DIRECTIVE 1
In the notes below on setting R working directories, why do Windows users need to change the backslashes in their file paths? Answer in one to three sentences.
DIRECTIVE 2
Continue the notes below on R working directories from the point where they stop.

READING PASSAGE
June 13, 2016

Before we get Started: Working Directories

  • R looks for files on your computer relative to the "working" directory
  • It's always safer to set the working directory at the beginning of your script. Note that setting the working directory created the necessary code that you can copy into your script.
  • Example of help file
## get the working directory
getwd()
# setwd("~/summerR_2016/Lectures")

Setting a Working Directory

  • Setting the directory can sometimes be finicky
    • Windows: Default directory structure involves single backslashes (""), but R interprets these as "escape" characters. So you must replace the backslash with forward slashed ("/") or two backslashes ("\")
    • Mac/Linux: Default is forward slashes, so you are okay
  • Typical linux/DOS directory structure syntax applies
    • ".." goes up one level
    • "./" is the current directory
    • "~" is your home directory

Working Directory

Note that the dir() function interfaces with your operating system and can show you which files are in your current working directory.

RECORD EXTRACTS

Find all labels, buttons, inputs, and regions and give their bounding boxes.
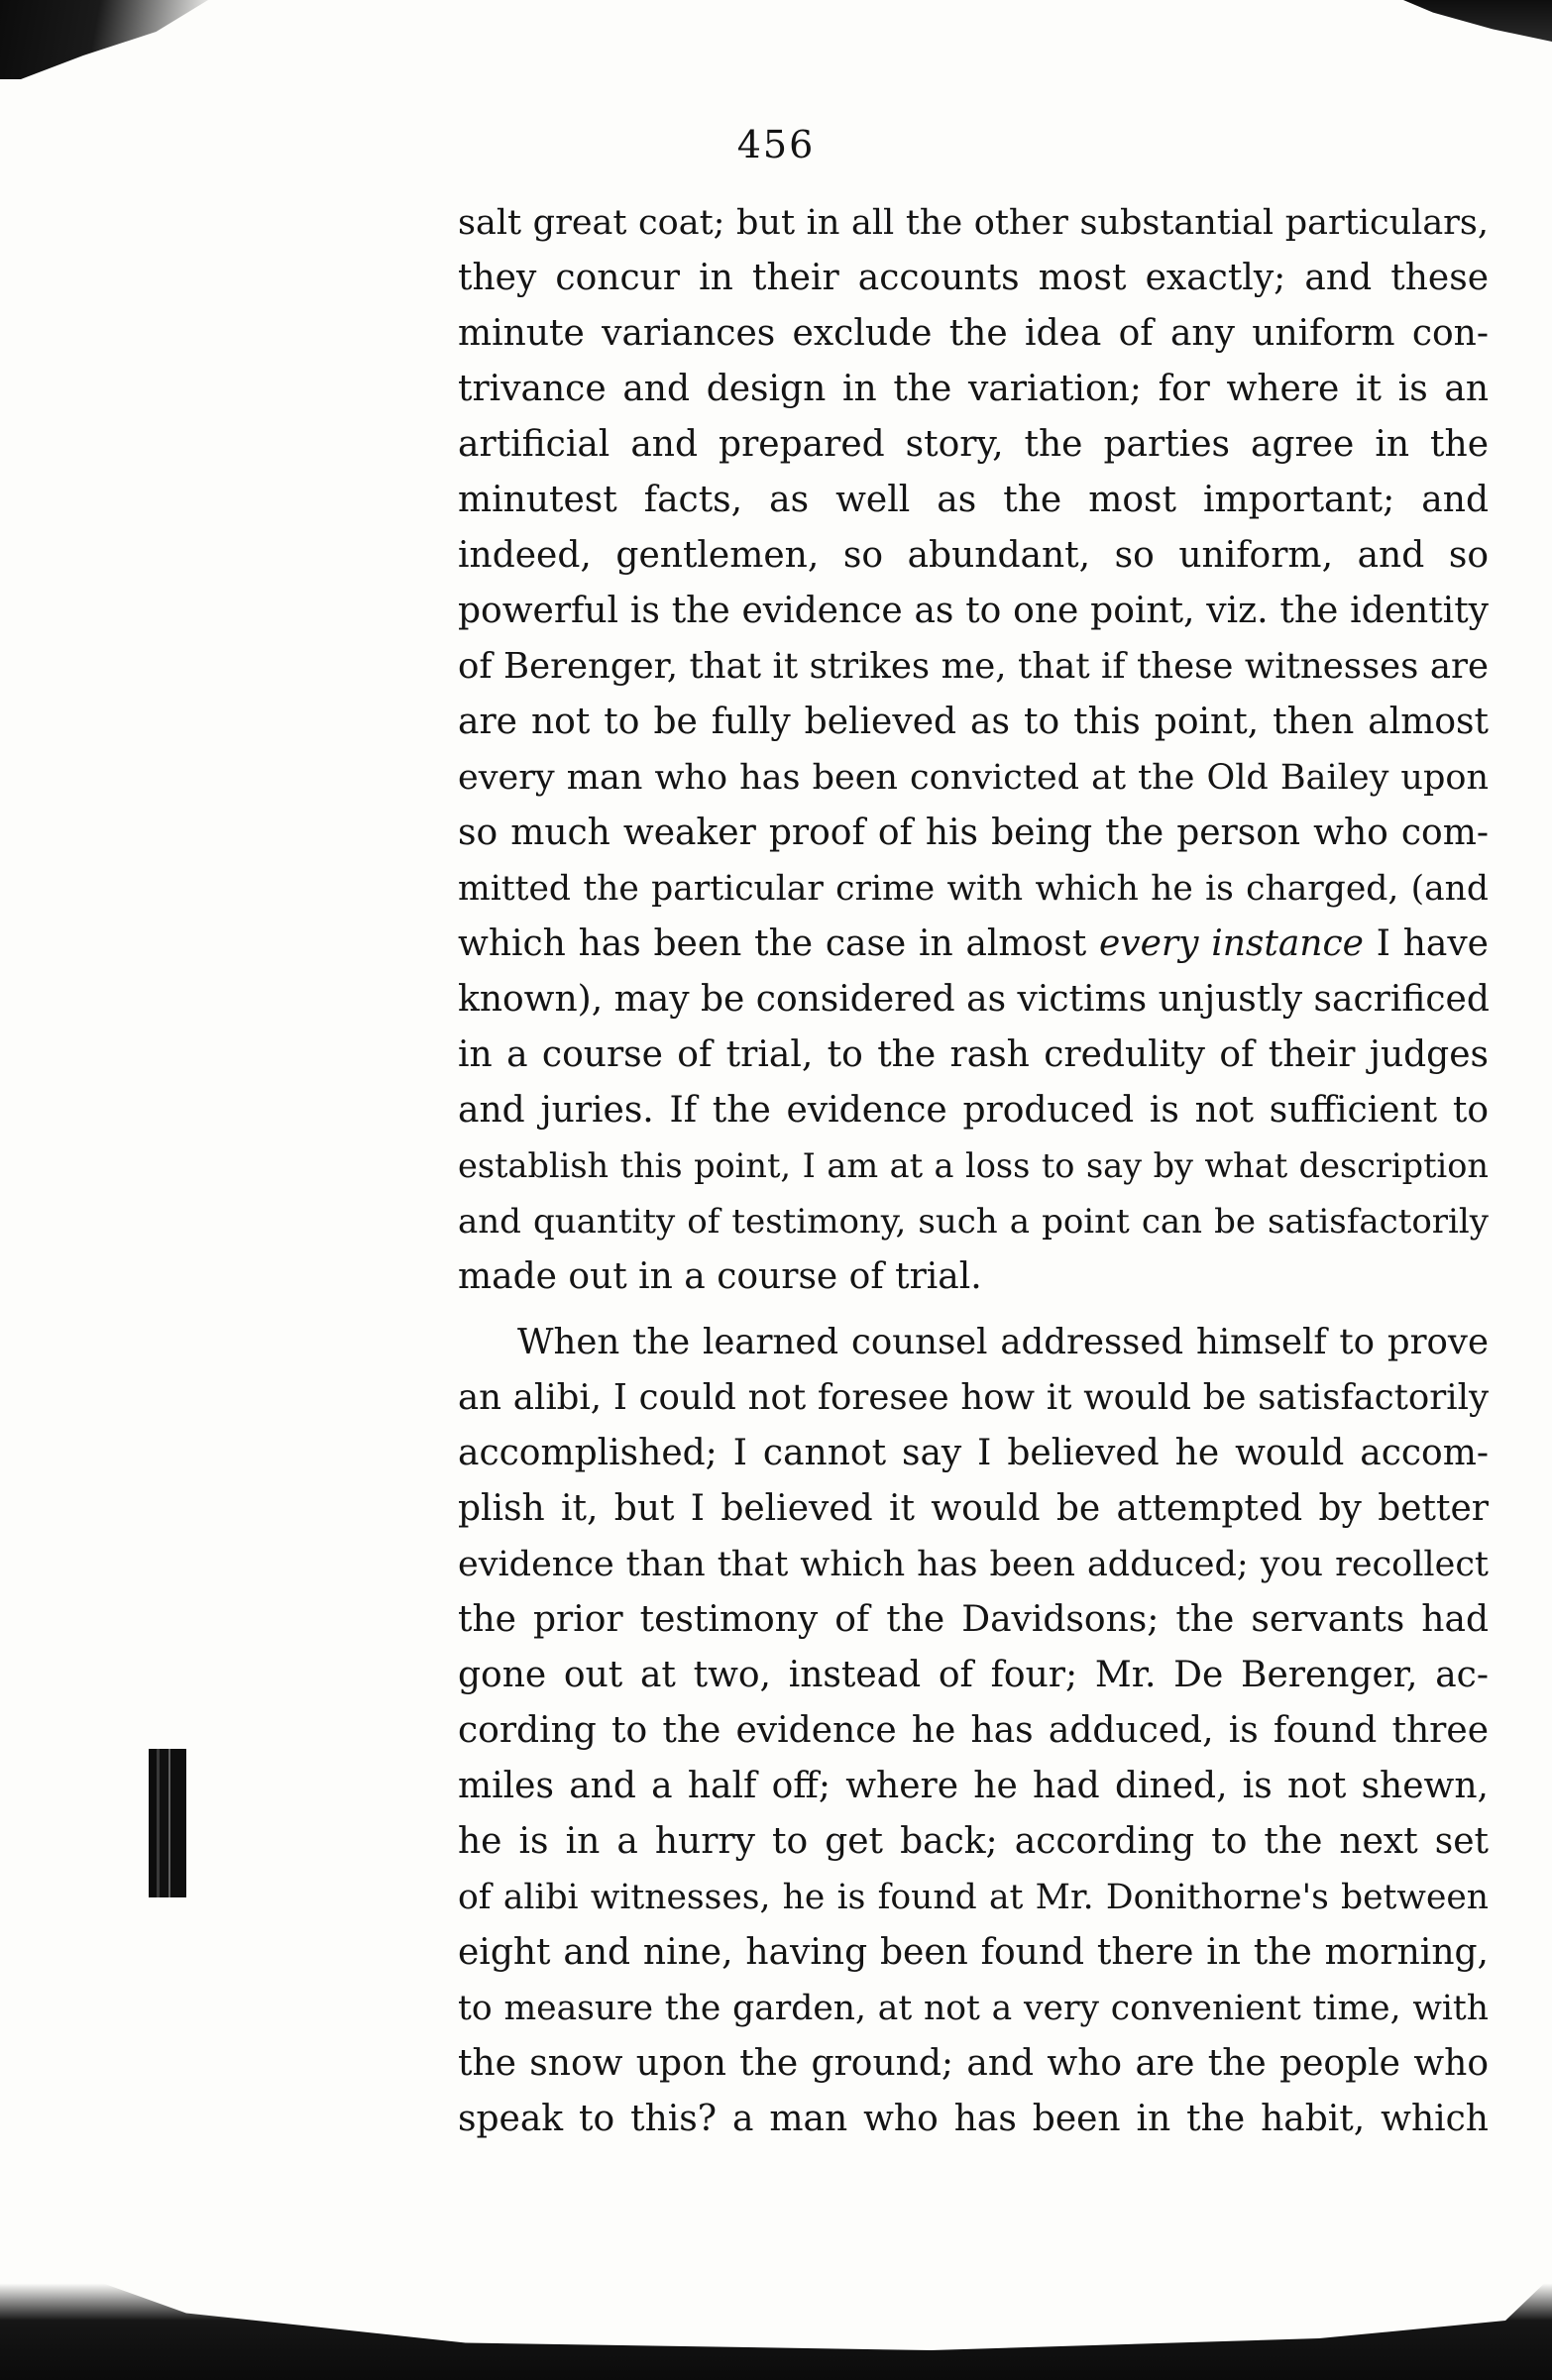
- text-line: known), may be considered as victims unjustly sacrificed: [458, 979, 1490, 1020]
- text-line: in a course of trial, to the rash credulity of their judges: [458, 1034, 1489, 1075]
- text-line: [458, 920, 1489, 969]
- text-line: they concur in their accounts most exactly; and these: [458, 258, 1489, 298]
- text-line: of Berenger, that it strikes me, that if these witnesses are: [458, 646, 1489, 687]
- text-line: miles and a half off; where he had dined, is not shewn,: [458, 1766, 1489, 1806]
- text-line: he is in a hurry to get back; according to the next set: [458, 1821, 1489, 1862]
- scan-shadow-bottom: [0, 2231, 1552, 2380]
- text-line: and juries. If the evidence produced is not sufficient to: [458, 1090, 1489, 1131]
- text-line: every man who has been convicted at the Old Bailey upon: [458, 758, 1489, 798]
- text-line: of alibi witnesses, he is found at Mr. Donithorne's between: [458, 1878, 1489, 1917]
- text-line: artificial and prepared story, the parties agree in the: [458, 424, 1489, 465]
- text-line: accomplished; I cannot say I believed he would accom-: [458, 1433, 1489, 1473]
- text-line: speak to this? a man who has been in the habit, which: [458, 2099, 1489, 2139]
- text-line: cording to the evidence he has adduced, is found three: [458, 1710, 1489, 1751]
- text-line: salt great coat; but in all the other substantial particulars,: [458, 203, 1489, 243]
- text-line: the snow upon the ground; and who are the people who: [458, 2043, 1489, 2084]
- text-line: gone out at two, instead of four; Mr. De Berenger, ac-: [458, 1655, 1489, 1695]
- text-line: the prior testimony of the Davidsons; the servants had: [458, 1599, 1489, 1640]
- scan-shadow-top-left: [0, 0, 208, 79]
- text-line: trivance and design in the variation; for where it is an: [458, 369, 1489, 409]
- text-line: to measure the garden, at not a very convenient time, with: [458, 1989, 1489, 2028]
- text-line: When the learned counsel addressed himself to prove: [517, 1322, 1489, 1362]
- text-line: eight and nine, having been found there in the morning,: [458, 1932, 1489, 1973]
- text-line: are not to be fully believed as to this point, then almost: [458, 702, 1489, 742]
- text-line: establish this point, I am at a loss to say by what description: [458, 1146, 1489, 1185]
- text-run: which has been the case in almost: [458, 923, 1099, 964]
- scan-margin-mark: [149, 1749, 186, 1897]
- scan-shadow-top-right: [1403, 0, 1552, 42]
- text-line: evidence than that which has been adduced; you recollect: [458, 1545, 1489, 1584]
- text-line: minutest facts, as well as the most important; and: [458, 480, 1489, 520]
- text-line: mitted the particular crime with which he is charged, (and: [458, 869, 1489, 909]
- page-number: 456: [736, 123, 816, 166]
- text-run: I have: [1363, 923, 1489, 964]
- italic-emphasis: every instance: [1098, 923, 1364, 964]
- text-line: an alibi, I could not foresee how it would be satisfactorily: [458, 1377, 1489, 1418]
- text-line: made out in a course of trial.: [458, 1256, 982, 1297]
- text-line: so much weaker proof of his being the person who com-: [458, 812, 1489, 853]
- text-line: plish it, but I believed it would be attempted by better: [458, 1488, 1489, 1529]
- text-line: and quantity of testimony, such a point can be satisfactorily: [458, 1202, 1489, 1242]
- text-line: indeed, gentlemen, so abundant, so uniform, and so: [458, 535, 1489, 576]
- text-line: minute variances exclude the idea of any uniform con-: [458, 313, 1489, 354]
- text-line: powerful is the evidence as to one point, viz. the identity: [458, 591, 1489, 631]
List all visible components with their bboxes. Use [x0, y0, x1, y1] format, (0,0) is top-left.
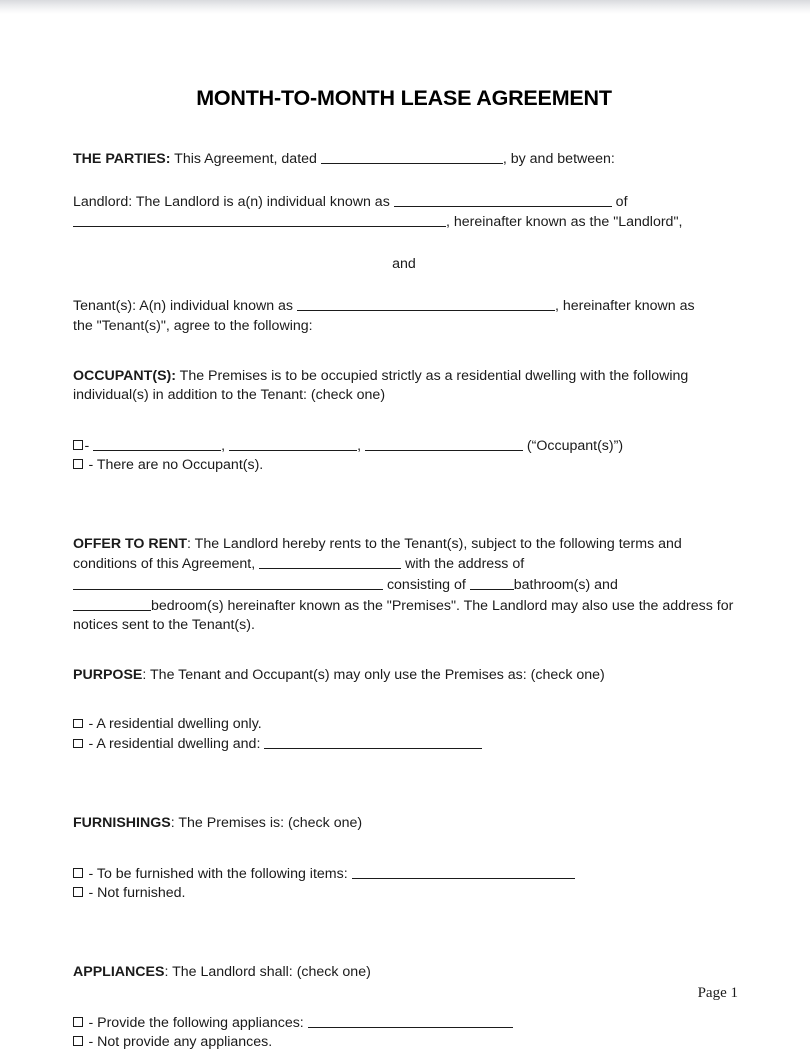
premises-address-blank[interactable]	[73, 575, 383, 590]
page-footer	[0, 985, 810, 1002]
furnishings-heading: FURNISHINGS	[73, 815, 171, 832]
furnishings-option-2[interactable]	[73, 884, 735, 903]
spacer	[73, 941, 735, 963]
landlord-paragraph	[73, 192, 735, 233]
checkbox-icon[interactable]	[73, 1017, 83, 1027]
occupants-option1-dash: -	[84, 437, 94, 454]
offer-body-5: bedroom(s) hereinafter known as the "Premises". The Landlord may also use the address for notices sent to the Tenant(s).	[73, 597, 734, 634]
bathroom-count-blank[interactable]	[470, 575, 514, 590]
occupants-sep-1: ,	[221, 437, 230, 454]
occupants-sep-2: ,	[357, 437, 365, 454]
offer-body-4: bathroom(s) and	[513, 576, 618, 593]
occupants-option2-label: - There are no Occupant(s).	[88, 456, 264, 473]
purpose-other-blank[interactable]	[264, 734, 482, 749]
occupants-paragraph	[73, 367, 735, 406]
appliances-option1-label: - Provide the following appliances:	[88, 1014, 308, 1031]
occupant-name-blank-2[interactable]	[229, 436, 357, 451]
landlord-of: of	[611, 193, 628, 210]
parties-tail: , by and between:	[502, 151, 615, 167]
document-body	[73, 0, 735, 1052]
bedroom-count-blank[interactable]	[73, 596, 151, 611]
tenant-line2: the "Tenant(s)", agree to the following:	[73, 317, 313, 334]
occupants-body: The Premises is to be occupied strictly as a residential dwelling with the following individual(s) in addition to the Tenant: (check one)	[73, 367, 689, 404]
occupant-name-blank-3[interactable]	[365, 436, 523, 451]
spacer	[73, 513, 735, 535]
spacer	[73, 903, 735, 941]
spacer	[73, 274, 735, 296]
checkbox-icon[interactable]	[73, 440, 83, 450]
landlord-lead: Landlord: The Landlord is a(n) individual known as	[73, 193, 394, 210]
spacer	[73, 170, 735, 192]
checkbox-icon[interactable]	[73, 1036, 83, 1046]
landlord-name-blank[interactable]	[394, 192, 612, 207]
furnishings-body: : The Premises is: (check one)	[170, 815, 363, 832]
spacer	[73, 475, 735, 513]
spacer	[73, 834, 735, 864]
purpose-option-1[interactable]	[73, 715, 735, 734]
tenant-paragraph	[73, 296, 735, 336]
parties-heading: THE PARTIES:	[73, 151, 171, 167]
appliances-option2-label: - Not provide any appliances.	[88, 1033, 273, 1050]
occupant-name-blank-1[interactable]	[93, 436, 221, 451]
appliances-paragraph	[73, 963, 735, 983]
appliances-option-2[interactable]	[73, 1033, 735, 1052]
purpose-paragraph	[73, 666, 735, 686]
landlord-known-as: , hereinafter known as the "Landlord",	[446, 214, 683, 231]
landlord-address-blank[interactable]	[73, 212, 446, 227]
purpose-option1-label: - A residential dwelling only.	[88, 716, 262, 733]
checkbox-icon[interactable]	[73, 719, 83, 729]
spacer	[73, 111, 735, 149]
footer-page-number: 1	[730, 985, 738, 1001]
and-connector: and	[392, 255, 416, 272]
purpose-heading: PURPOSE	[73, 666, 143, 683]
spacer	[73, 233, 735, 255]
checkbox-icon[interactable]	[73, 887, 83, 897]
occupants-heading: OCCUPANT(S):	[73, 367, 176, 384]
spacer	[73, 636, 735, 666]
spacer	[73, 685, 735, 715]
rent-amount-blank[interactable]	[259, 554, 401, 569]
spacer	[73, 792, 735, 814]
offer-body-1: : The Landlord hereby rents to the Tenant(s), subject to the following terms and conditions of this Agreement,	[73, 535, 682, 573]
tenant-lead: Tenant(s): A(n) individual known as	[73, 298, 297, 315]
purpose-body: : The Tenant and Occupant(s) may only use the Premises as: (check one)	[142, 666, 605, 683]
checkbox-icon[interactable]	[73, 459, 83, 469]
furnishings-option1-label: - To be furnished with the following items:	[88, 865, 352, 882]
page-title: MONTH-TO-MONTH LEASE AGREEMENT	[196, 86, 612, 110]
parties-paragraph	[73, 149, 735, 170]
spacer	[73, 754, 735, 792]
offer-to-rent-paragraph	[73, 535, 735, 636]
offer-body-3: consisting of	[383, 576, 470, 593]
appliances-list-blank[interactable]	[308, 1013, 513, 1028]
offer-body-2: with the address of	[401, 556, 525, 573]
purpose-option-2[interactable]	[73, 734, 735, 754]
tenant-name-blank[interactable]	[297, 296, 555, 311]
appliances-body: : The Landlord shall: (check one)	[164, 963, 371, 980]
tenant-known-as: , hereinafter known as	[554, 298, 695, 315]
occupants-option-2[interactable]	[73, 456, 735, 475]
furnishings-option2-label: - Not furnished.	[88, 884, 186, 901]
parties-date-blank[interactable]	[321, 149, 503, 164]
occupants-option-1[interactable]	[73, 436, 735, 456]
furnishings-items-blank[interactable]	[352, 864, 575, 879]
appliances-heading: APPLIANCES	[73, 963, 165, 980]
parties-lead: This Agreement, dated	[170, 151, 321, 167]
occupants-option1-tail: (“Occupant(s)”)	[522, 437, 624, 454]
spacer	[73, 337, 735, 367]
furnishings-option-1[interactable]	[73, 864, 735, 884]
footer-page-label: Page	[697, 985, 727, 1001]
checkbox-icon[interactable]	[73, 868, 83, 878]
purpose-option2-label: - A residential dwelling and:	[88, 736, 265, 753]
furnishings-paragraph	[73, 814, 735, 834]
appliances-option-1[interactable]	[73, 1013, 735, 1033]
spacer	[73, 406, 735, 436]
checkbox-icon[interactable]	[73, 739, 83, 749]
offer-to-rent-heading: OFFER TO RENT	[73, 535, 188, 552]
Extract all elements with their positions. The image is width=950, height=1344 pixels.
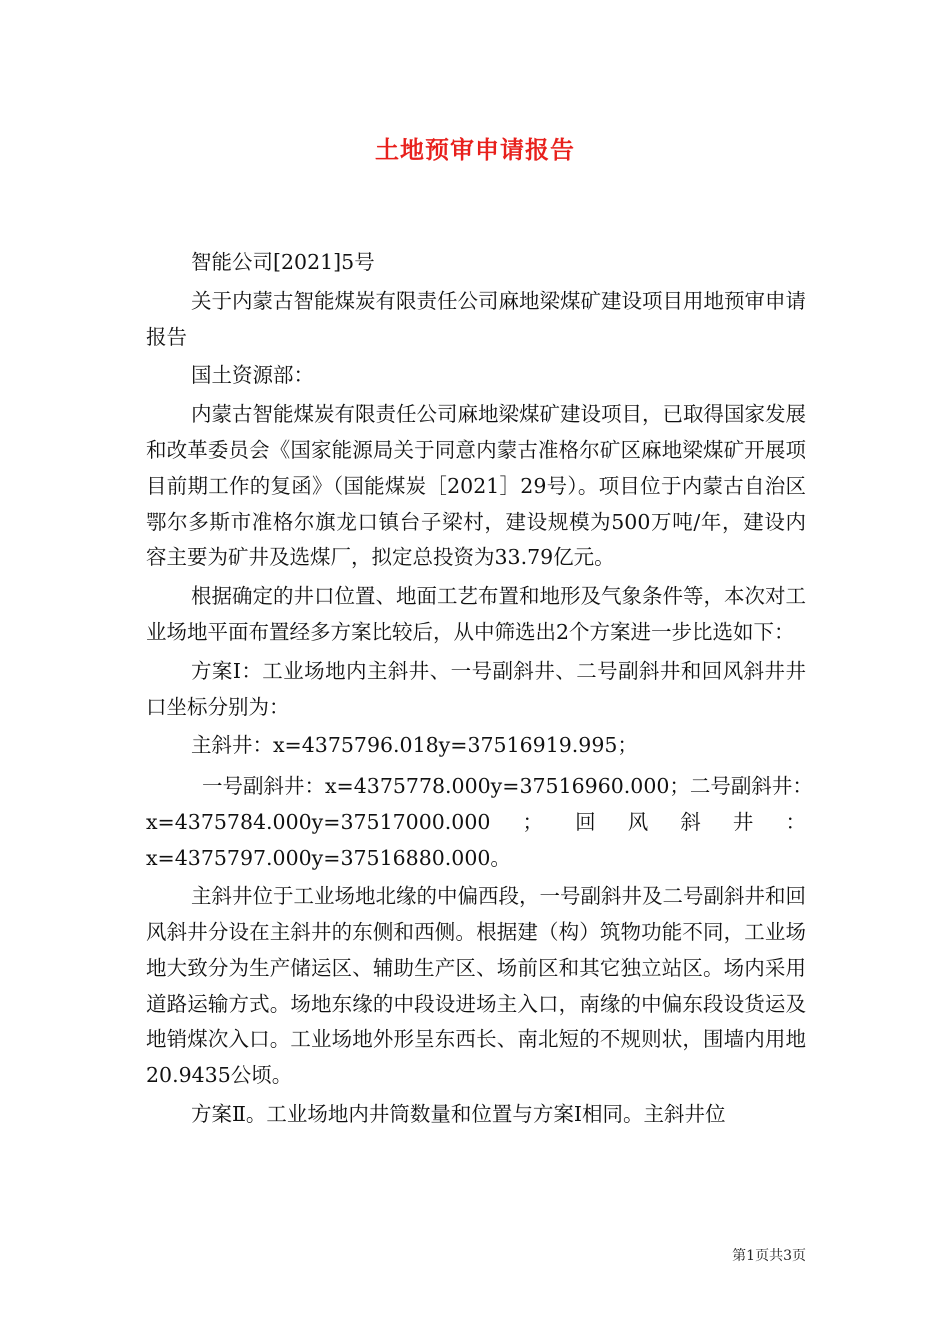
page-title: 土地预审申请报告 [375,135,575,164]
return-label-char-3: 斜 [680,810,701,835]
basis-paragraph: 根据确定的井口位置、地面工艺布置和地形及气象条件等，本次对工业场地平面布置经多方案比较后，从中筛选出2个方案进一步比选如下： [146,584,806,644]
return-coordinates: x=4375797.000y=37516880.000。 [146,846,511,871]
plan2-intro-paragraph: 方案Ⅱ。工业场地内井筒数量和位置与方案Ⅰ相同。主斜井位 [191,1101,726,1126]
addressee-paragraph: 国土资源部： [191,363,314,388]
return-label-char-2: 风 [627,810,649,835]
layout-description-paragraph: 主斜井位于工业场地北缘的中偏西段，一号副斜井及二号副斜井和回风斜井分设在主斜井的东侧和西侧。根据建（构）筑物功能不同，工业场地大致分为生产储运区、辅助生产区、场前区和其它独立站区。场内采用道路运输方式。场地东缘的中段设进场主入口，南缘的中偏东段设货运及地销煤次入口。工业场地外形呈东西长、南北短的不规则状，围墙内用地20.9435公顷。 [146,884,806,1088]
intro-paragraph: 内蒙古智能煤炭有限责任公司麻地梁煤矿建设项目，已取得国家发展和改革委员会《国家能源局关于同意内蒙古准格尔矿区麻地梁煤矿开展项目前期工作的复函》（国能煤炭［2021］29号）。项目位于内蒙古自治区鄂尔多斯市准格尔旗龙口镇台子梁村，建设规模为500万吨/年，建设内容主要为矿井及选煤厂，拟定总投资为33.79亿元。 [146,402,806,570]
main-shaft-coordinates: 主斜井：x=4375796.018y=37516919.995； [191,733,638,758]
return-label-char-1: 回 [575,810,596,835]
aux2-return-line [146,804,806,840]
aux-shafts-line [146,768,813,804]
return-label-char-5: ： [785,810,806,835]
shaft-coordinates-block [146,768,813,876]
page-footer: 第1页共3页 [732,1248,806,1264]
return-coordinates-line [146,840,806,876]
doc-number-paragraph: 智能公司[2021]5号 [191,250,375,274]
document-body [146,245,813,1133]
semicolon: ； [522,810,544,835]
plan1-intro-paragraph: 方案Ⅰ：工业场地内主斜井、一号副斜井、二号副斜井和回风斜井井口坐标分别为： [146,658,806,719]
return-label-char-4: 井 [732,810,754,835]
aux-shafts-text: 一号副斜井：x=4375778.000y=37516960.000；二号副斜井： [202,774,813,799]
subject-paragraph: 关于内蒙古智能煤炭有限责任公司麻地梁煤矿建设项目用地预审申请报告 [146,288,806,349]
aux2-coordinates: x=4375784.000y=37517000.000 [146,810,491,835]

EXERCISE RESPONSE 1
Windows paths use single backslashes by default, but R reads a backslash as an "escape" character. So Windows users must replace each backslash with a forward slash ("/") or with two backslashes.

EXERCISE RESPONSE 2
You can try some directory navigation:

dir("./") # shows directory contents
[1] "Data_IO.html"           "Data_IO.pdf"           
[3] "Data_IO.R"              "Data_IO.Rmd"           
[5] "monuments_newNames.csv"
dir("..")
[1] "lab"     "lecture"

Working Directory

  • Copy the code to set your working directory from the History tab in RStudio (top right)
  • Confirm the directory contains "day1.R" using dir()

Data Input

  • 'Reading in' data is the first step of any real project/analysis
  • R can read almost any file format, especially via add-on packages
  • We are going to focus on simple delimited files first
    • tab delimited (e.g. '.txt')
    • comma separated (e.g. '.csv')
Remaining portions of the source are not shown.